■ TASK DATA

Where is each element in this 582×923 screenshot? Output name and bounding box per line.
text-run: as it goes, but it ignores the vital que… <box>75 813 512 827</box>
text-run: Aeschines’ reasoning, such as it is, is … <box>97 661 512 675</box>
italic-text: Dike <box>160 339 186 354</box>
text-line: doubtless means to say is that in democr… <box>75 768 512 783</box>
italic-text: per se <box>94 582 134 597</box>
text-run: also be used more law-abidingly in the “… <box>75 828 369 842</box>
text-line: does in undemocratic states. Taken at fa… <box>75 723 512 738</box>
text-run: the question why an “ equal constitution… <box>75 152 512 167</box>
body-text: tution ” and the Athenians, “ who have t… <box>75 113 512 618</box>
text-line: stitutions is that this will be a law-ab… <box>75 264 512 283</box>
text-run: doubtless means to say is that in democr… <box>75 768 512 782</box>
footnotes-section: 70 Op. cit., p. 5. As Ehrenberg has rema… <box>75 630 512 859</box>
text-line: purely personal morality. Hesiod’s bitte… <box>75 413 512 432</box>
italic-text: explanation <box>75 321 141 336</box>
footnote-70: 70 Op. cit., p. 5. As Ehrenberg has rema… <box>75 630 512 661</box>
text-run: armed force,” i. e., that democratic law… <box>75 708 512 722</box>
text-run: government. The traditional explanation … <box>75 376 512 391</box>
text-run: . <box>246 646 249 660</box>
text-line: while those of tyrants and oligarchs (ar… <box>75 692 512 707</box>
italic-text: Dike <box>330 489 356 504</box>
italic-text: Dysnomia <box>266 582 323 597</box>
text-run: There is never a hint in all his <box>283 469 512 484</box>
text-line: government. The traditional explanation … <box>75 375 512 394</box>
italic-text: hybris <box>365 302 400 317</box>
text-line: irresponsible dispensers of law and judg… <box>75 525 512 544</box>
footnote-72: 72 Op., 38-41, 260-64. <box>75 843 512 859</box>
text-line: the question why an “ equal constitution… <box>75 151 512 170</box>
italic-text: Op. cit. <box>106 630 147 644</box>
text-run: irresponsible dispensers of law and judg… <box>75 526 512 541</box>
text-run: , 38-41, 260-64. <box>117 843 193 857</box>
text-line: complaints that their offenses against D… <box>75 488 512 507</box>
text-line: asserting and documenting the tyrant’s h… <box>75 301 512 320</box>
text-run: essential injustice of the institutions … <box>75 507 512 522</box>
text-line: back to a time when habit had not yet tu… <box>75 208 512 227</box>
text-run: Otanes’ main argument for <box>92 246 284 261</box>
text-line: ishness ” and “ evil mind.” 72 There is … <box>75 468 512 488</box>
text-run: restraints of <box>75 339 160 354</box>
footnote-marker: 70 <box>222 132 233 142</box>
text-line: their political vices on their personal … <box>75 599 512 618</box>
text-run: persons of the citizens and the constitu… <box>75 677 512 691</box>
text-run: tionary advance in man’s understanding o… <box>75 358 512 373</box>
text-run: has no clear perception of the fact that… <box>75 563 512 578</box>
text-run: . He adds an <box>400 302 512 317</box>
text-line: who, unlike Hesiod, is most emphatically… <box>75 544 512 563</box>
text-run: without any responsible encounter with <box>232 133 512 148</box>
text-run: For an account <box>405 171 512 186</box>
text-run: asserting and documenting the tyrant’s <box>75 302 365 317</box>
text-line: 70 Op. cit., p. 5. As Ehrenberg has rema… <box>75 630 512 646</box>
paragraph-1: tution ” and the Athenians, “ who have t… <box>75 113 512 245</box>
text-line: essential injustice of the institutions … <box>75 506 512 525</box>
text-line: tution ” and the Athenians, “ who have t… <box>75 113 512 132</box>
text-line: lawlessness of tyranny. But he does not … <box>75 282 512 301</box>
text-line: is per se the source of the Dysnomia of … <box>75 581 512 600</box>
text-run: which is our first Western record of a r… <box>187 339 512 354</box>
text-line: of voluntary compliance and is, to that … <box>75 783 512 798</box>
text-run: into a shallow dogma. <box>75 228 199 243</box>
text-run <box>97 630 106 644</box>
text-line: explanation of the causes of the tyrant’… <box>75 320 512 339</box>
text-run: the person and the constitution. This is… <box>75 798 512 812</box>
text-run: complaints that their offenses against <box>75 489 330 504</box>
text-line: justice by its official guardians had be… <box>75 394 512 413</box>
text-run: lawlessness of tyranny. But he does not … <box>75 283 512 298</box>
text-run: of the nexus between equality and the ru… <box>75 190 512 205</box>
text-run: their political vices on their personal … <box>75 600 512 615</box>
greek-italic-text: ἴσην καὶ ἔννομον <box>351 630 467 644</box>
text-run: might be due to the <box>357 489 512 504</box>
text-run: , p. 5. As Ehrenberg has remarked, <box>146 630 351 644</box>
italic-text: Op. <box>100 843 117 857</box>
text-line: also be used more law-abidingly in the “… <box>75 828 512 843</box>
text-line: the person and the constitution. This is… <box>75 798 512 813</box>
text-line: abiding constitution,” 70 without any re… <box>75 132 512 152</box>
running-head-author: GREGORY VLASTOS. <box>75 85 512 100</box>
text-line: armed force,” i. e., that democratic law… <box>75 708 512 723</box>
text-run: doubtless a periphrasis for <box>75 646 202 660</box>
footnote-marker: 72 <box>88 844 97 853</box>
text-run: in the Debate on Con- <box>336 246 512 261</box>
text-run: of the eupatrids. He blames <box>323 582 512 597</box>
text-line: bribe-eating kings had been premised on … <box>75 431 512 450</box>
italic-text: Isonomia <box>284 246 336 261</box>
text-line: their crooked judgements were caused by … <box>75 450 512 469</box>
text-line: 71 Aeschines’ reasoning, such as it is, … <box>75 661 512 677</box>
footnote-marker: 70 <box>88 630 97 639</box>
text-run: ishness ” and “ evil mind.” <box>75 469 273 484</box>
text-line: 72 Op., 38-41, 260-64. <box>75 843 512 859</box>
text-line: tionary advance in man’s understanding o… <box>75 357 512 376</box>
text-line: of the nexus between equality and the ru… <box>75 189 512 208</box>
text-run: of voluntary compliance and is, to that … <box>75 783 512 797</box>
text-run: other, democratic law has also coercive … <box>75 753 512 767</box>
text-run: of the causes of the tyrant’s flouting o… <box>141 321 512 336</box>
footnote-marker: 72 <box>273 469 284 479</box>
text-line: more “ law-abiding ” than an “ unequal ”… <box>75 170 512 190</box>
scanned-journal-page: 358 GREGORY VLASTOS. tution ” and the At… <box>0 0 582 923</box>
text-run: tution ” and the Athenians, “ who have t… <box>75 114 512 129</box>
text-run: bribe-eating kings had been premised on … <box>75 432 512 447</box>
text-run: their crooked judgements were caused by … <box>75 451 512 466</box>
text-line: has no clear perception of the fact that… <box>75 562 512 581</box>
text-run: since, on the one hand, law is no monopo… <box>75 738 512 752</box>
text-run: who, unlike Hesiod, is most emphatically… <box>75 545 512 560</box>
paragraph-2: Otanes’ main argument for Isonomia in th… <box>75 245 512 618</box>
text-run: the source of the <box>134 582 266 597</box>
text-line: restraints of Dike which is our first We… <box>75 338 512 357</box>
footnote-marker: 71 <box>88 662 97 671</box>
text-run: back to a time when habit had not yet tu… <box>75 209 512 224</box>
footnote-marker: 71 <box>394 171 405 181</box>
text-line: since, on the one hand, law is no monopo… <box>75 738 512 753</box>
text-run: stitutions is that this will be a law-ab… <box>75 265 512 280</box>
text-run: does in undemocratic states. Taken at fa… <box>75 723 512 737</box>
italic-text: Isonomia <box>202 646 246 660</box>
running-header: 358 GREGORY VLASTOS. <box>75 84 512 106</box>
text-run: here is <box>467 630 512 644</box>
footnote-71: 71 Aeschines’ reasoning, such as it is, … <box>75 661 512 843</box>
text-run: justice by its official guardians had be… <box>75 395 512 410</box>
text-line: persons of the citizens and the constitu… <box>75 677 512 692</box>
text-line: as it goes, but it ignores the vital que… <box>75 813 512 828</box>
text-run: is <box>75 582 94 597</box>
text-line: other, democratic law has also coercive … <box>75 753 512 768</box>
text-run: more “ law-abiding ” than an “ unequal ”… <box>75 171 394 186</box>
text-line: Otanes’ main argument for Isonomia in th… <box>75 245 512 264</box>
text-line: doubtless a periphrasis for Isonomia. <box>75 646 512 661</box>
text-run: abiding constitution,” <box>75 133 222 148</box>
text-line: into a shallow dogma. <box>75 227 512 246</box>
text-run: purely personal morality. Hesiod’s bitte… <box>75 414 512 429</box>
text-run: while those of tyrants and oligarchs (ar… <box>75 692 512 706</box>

■ EXERCISE INSTRUCTIONS
Rewrite the rows from the first one down through the line containing "text-run: doubtless means", replacing "law-abidingly" with "lawfully" and leaving everything else unchanged.

■ SOLUTION TO THE PROBLEM
Where is each element in this 582×923 screenshot? Output name and bounding box per line.
text-run: as it goes, but it ignores the vital que… <box>75 813 512 827</box>
text-run: Aeschines’ reasoning, such as it is, is … <box>97 661 512 675</box>
italic-text: Dike <box>160 339 186 354</box>
text-line: doubtless means to say is that in democr… <box>75 768 512 783</box>
italic-text: per se <box>94 582 134 597</box>
text-run: also be used more lawfully in the “… <box>75 828 369 842</box>
text-line: does in undemocratic states. Taken at fa… <box>75 723 512 738</box>
text-run: the question why an “ equal constitution… <box>75 152 512 167</box>
body-text: tution ” and the Athenians, “ who have t… <box>75 113 512 618</box>
text-line: stitutions is that this will be a law-ab… <box>75 264 512 283</box>
text-run: doubtless means to say is that in democr… <box>75 768 512 782</box>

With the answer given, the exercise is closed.